Stored data entries

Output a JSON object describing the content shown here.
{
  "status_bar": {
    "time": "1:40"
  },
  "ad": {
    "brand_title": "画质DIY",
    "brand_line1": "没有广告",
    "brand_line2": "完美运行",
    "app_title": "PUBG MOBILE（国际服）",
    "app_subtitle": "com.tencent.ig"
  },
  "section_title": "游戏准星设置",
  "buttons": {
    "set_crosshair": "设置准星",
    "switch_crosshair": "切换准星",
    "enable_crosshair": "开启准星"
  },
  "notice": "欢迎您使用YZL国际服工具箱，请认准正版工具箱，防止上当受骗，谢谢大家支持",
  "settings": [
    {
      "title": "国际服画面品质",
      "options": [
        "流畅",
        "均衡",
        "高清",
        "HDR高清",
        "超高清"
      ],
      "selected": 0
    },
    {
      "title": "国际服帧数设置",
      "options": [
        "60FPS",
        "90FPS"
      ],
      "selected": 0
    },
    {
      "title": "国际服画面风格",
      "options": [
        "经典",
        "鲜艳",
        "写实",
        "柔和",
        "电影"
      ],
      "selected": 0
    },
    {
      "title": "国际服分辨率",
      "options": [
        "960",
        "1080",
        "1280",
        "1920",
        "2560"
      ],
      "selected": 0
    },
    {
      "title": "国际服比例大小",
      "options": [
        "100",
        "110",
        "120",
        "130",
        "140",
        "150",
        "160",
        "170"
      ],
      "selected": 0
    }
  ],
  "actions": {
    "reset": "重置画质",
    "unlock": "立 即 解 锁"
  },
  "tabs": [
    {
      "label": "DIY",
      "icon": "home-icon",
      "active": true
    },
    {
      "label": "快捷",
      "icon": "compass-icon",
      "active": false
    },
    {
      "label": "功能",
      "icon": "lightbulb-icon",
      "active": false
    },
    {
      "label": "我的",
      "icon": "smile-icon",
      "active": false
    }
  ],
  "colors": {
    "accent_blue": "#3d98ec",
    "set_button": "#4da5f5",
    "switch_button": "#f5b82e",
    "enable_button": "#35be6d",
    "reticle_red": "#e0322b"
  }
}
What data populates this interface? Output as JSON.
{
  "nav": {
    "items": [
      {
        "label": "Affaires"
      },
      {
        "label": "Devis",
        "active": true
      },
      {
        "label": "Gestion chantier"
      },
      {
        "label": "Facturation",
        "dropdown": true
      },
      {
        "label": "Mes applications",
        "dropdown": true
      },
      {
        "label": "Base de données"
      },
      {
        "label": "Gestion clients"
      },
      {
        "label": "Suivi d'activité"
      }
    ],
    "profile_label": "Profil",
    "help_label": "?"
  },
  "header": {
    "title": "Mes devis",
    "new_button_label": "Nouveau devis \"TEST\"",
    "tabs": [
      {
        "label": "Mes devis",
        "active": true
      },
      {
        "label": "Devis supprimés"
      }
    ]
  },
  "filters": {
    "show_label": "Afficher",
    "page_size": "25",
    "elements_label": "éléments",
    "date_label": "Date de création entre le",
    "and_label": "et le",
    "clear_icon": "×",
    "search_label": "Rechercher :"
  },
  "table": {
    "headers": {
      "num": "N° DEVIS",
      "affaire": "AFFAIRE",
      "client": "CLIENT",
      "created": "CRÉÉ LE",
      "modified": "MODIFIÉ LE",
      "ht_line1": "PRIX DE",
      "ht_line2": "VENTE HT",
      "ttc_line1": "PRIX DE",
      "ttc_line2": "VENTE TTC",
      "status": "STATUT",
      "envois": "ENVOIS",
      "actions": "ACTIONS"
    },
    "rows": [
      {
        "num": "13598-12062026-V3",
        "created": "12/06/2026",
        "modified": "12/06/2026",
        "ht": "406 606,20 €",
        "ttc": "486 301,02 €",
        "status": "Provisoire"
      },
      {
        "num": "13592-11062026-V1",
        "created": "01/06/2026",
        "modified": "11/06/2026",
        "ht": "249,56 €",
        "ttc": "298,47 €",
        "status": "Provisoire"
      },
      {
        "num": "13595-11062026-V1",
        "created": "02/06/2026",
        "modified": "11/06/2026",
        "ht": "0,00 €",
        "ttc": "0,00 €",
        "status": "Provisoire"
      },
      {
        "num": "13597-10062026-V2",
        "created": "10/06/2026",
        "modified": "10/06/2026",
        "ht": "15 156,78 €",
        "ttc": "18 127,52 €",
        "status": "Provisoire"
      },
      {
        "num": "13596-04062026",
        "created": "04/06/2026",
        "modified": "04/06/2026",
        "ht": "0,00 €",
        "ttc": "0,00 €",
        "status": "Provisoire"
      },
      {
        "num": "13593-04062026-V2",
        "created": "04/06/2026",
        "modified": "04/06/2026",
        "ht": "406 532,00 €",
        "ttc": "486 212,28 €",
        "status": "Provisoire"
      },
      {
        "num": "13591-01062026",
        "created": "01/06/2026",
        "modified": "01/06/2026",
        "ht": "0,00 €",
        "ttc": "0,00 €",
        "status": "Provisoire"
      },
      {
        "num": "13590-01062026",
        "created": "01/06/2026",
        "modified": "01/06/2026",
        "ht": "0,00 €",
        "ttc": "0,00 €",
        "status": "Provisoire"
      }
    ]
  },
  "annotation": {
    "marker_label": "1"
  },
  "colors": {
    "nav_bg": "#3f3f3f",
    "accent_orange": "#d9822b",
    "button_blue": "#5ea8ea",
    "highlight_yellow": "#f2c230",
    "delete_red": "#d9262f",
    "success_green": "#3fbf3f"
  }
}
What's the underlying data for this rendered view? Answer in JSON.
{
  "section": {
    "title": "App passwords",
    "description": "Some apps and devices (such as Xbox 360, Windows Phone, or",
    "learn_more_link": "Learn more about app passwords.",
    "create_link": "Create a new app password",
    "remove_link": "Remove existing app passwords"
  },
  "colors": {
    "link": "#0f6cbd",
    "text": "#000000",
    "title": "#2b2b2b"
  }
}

• Task statement: Extract all of the material exactly as it is written.

• Solution to the problem:
Output a JSON object describing the content shown here.
{
  "status_bar": {
    "time": "1:40"
  },
  "ad": {
    "brand_title": "画质DIY",
    "brand_line1": "没有广告",
    "brand_line2": "完美运行",
    "app_title": "PUBG MOBILE（国际服）",
    "app_subtitle": "com.tencent.ig"
  },
  "section_title": "游戏准星设置",
  "buttons": {
    "set_crosshair": "设置准星",
    "switch_crosshair": "切换准星",
    "enable_crosshair": "开启准星"
  },
  "notice": "欢迎您使用YZL国际服工具箱，请认准正版工具箱，防止上当受骗，谢谢大家支持",
  "settings": [
    {
      "title": "国际服画面品质",
      "options": [
        "流畅",
        "均衡",
        "高清",
        "HDR高清",
        "超高清"
      ],
      "selected": 0
    },
    {
      "title": "国际服帧数设置",
      "options": [
        "60FPS",
        "90FPS"
      ],
      "selected": 0
    },
    {
      "title": "国际服画面风格",
      "options": [
        "经典",
        "鲜艳",
        "写实",
        "柔和",
        "电影"
      ],
      "selected": 0
    },
    {
      "title": "国际服分辨率",
      "options": [
        "960",
        "1080",
        "1280",
        "1920",
        "2560"
      ],
      "selected": 0
    },
    {
      "title": "国际服比例大小",
      "options": [
        "100",
        "110",
        "120",
        "130",
        "140",
        "150",
        "160",
        "170"
      ],
      "selected": 0
    }
  ],
  "actions": {
    "reset": "重置画质",
    "unlock": "立 即 解 锁"
  },
  "tabs": [
    {
      "label": "DIY",
      "icon": "home-icon",
      "active": true
    },
    {
      "label": "快捷",
      "icon": "compass-icon",
      "active": false
    },
    {
      "label": "功能",
      "icon": "lightbulb-icon",
      "active": false
    },
    {
      "label": "我的",
      "icon": "smile-icon",
      "active": false
    }
  ],
  "colors": {
    "accent_blue": "#3d98ec",
    "set_button": "#4da5f5",
    "switch_button": "#f5b82e",
    "enable_button": "#35be6d",
    "reticle_red": "#e0322b"
  }
}
What data populates this interface? Output as JSON.
{
  "nav": {
    "items": [
      {
        "label": "Affaires"
      },
      {
        "label": "Devis",
        "active": true
      },
      {
        "label": "Gestion chantier"
      },
      {
        "label": "Facturation",
        "dropdown": true
      },
      {
        "label": "Mes applications",
        "dropdown": true
      },
      {
        "label": "Base de données"
      },
      {
        "label": "Gestion clients"
      },
      {
        "label": "Suivi d'activité"
      }
    ],
    "profile_label": "Profil",
    "help_label": "?"
  },
  "header": {
    "title": "Mes devis",
    "new_button_label": "Nouveau devis \"TEST\"",
    "tabs": [
      {
        "label": "Mes devis",
        "active": true
      },
      {
        "label": "Devis supprimés"
      }
    ]
  },
  "filters": {
    "show_label": "Afficher",
    "page_size": "25",
    "elements_label": "éléments",
    "date_label": "Date de création entre le",
    "and_label": "et le",
    "clear_icon": "×",
    "search_label": "Rechercher :"
  },
  "table": {
    "headers": {
      "num": "N° DEVIS",
      "affaire": "AFFAIRE",
      "client": "CLIENT",
      "created": "CRÉÉ LE",
      "modified": "MODIFIÉ LE",
      "ht_line1": "PRIX DE",
      "ht_line2": "VENTE HT",
      "ttc_line1": "PRIX DE",
      "ttc_line2": "VENTE TTC",
      "status": "STATUT",
      "envois": "ENVOIS",
      "actions": "ACTIONS"
    },
    "rows": [
      {
        "num": "13598-12062026-V3",
        "created": "12/06/2026",
        "modified": "12/06/2026",
        "ht": "406 606,20 €",
        "ttc": "486 301,02 €",
        "status": "Provisoire"
      },
      {
        "num": "13592-11062026-V1",
        "created": "01/06/2026",
        "modified": "11/06/2026",
        "ht": "249,56 €",
        "ttc": "298,47 €",
        "status": "Provisoire"
      },
      {
        "num": "13595-11062026-V1",
        "created": "02/06/2026",
        "modified": "11/06/2026",
        "ht": "0,00 €",
        "ttc": "0,00 €",
        "status": "Provisoire"
      },
      {
        "num": "13597-10062026-V2",
        "created": "10/06/2026",
        "modified": "10/06/2026",
        "ht": "15 156,78 €",
        "ttc": "18 127,52 €",
        "status": "Provisoire"
      },
      {
        "num": "13596-04062026",
        "created": "04/06/2026",
        "modified": "04/06/2026",
        "ht": "0,00 €",
        "ttc": "0,00 €",
        "status": "Provisoire"
      },
      {
        "num": "13593-04062026-V2",
        "created": "04/06/2026",
        "modified": "04/06/2026",
        "ht": "406 532,00 €",
        "ttc": "486 212,28 €",
        "status": "Provisoire"
      },
      {
        "num": "13591-01062026",
        "created": "01/06/2026",
        "modified": "01/06/2026",
        "ht": "0,00 €",
        "ttc": "0,00 €",
        "status": "Provisoire"
      },
      {
        "num": "13590-01062026",
        "created": "01/06/2026",
        "modified": "01/06/2026",
        "ht": "0,00 €",
        "ttc": "0,00 €",
        "status": "Provisoire"
      }
    ]
  },
  "annotation": {
    "marker_label": "1"
  },
  "colors": {
    "nav_bg": "#3f3f3f",
    "accent_orange": "#d9822b",
    "button_blue": "#5ea8ea",
    "highlight_yellow": "#f2c230",
    "delete_red": "#d9262f",
    "success_green": "#3fbf3f"
  }
}
What's the underlying data for this rendered view? Answer in JSON.
{
  "section": {
    "title": "App passwords",
    "description": "Some apps and devices (such as Xbox 360, Windows Phone, or",
    "learn_more_link": "Learn more about app passwords.",
    "create_link": "Create a new app password",
    "remove_link": "Remove existing app passwords"
  },
  "colors": {
    "link": "#0f6cbd",
    "text": "#000000",
    "title": "#2b2b2b"
  }
}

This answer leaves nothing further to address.